[Materials provided]
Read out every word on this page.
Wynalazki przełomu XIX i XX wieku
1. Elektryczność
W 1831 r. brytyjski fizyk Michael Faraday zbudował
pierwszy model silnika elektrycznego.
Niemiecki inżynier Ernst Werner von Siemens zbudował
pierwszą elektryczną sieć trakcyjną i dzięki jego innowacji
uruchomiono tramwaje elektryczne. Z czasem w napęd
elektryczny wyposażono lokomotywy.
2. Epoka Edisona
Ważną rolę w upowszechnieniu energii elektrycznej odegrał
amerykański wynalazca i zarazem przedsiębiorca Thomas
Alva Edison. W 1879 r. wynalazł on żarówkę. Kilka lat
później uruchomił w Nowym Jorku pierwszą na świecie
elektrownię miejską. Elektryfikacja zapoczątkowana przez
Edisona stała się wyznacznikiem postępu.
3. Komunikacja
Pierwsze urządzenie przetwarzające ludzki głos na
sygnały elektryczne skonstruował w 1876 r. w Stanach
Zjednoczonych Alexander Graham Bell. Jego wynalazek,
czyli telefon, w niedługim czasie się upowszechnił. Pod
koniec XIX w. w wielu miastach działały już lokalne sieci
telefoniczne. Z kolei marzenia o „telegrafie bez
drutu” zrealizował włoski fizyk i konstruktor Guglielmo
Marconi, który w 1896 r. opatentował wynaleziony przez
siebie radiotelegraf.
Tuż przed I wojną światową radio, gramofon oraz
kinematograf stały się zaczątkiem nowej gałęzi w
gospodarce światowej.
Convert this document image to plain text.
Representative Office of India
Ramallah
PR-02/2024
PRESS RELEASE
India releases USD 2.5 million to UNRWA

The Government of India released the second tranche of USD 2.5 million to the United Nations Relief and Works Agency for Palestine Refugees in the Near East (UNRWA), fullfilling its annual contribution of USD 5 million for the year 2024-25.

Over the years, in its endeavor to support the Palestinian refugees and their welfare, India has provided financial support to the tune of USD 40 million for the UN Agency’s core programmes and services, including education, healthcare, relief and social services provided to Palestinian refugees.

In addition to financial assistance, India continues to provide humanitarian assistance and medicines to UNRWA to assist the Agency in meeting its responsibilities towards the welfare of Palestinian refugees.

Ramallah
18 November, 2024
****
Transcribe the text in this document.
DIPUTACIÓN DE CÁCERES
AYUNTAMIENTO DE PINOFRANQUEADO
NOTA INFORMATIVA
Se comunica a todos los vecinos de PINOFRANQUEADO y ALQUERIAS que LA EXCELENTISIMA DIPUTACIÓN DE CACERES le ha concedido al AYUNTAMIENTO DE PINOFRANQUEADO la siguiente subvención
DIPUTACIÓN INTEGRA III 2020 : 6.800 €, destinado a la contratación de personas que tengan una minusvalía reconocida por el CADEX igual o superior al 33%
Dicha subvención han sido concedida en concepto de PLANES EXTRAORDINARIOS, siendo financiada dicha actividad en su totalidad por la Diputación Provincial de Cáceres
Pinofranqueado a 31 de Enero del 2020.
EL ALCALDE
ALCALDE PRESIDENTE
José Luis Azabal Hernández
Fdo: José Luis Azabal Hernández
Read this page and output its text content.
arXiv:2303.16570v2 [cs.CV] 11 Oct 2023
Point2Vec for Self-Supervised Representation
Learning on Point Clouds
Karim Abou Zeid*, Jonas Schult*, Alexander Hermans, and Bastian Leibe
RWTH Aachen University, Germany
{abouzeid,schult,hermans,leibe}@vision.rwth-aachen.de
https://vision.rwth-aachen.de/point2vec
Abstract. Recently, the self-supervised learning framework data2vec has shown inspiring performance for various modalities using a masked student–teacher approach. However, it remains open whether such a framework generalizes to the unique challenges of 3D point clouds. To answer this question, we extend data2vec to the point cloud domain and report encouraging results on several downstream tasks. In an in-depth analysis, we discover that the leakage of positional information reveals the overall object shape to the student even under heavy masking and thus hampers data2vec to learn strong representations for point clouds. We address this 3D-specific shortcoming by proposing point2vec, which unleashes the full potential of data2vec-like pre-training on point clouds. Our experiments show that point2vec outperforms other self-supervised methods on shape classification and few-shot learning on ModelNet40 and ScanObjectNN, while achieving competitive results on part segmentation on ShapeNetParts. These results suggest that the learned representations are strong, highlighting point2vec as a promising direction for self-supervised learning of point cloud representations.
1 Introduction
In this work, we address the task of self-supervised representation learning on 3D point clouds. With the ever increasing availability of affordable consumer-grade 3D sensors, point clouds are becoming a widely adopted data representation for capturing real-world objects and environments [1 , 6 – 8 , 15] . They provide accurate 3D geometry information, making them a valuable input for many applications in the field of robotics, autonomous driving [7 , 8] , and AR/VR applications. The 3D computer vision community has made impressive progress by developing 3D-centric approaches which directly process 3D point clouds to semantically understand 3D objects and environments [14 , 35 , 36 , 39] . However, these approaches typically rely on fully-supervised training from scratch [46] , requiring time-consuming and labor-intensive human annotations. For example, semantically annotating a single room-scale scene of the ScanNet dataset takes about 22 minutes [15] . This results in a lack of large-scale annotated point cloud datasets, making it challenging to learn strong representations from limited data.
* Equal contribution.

[Stated goal] Copy all lines of the material above where the string "zbudował" occurs.

[Reply to the task]
W 1831 r. brytyjski fizyk Michael Faraday zbudował
Niemiecki inżynier Ernst Werner von Siemens zbudował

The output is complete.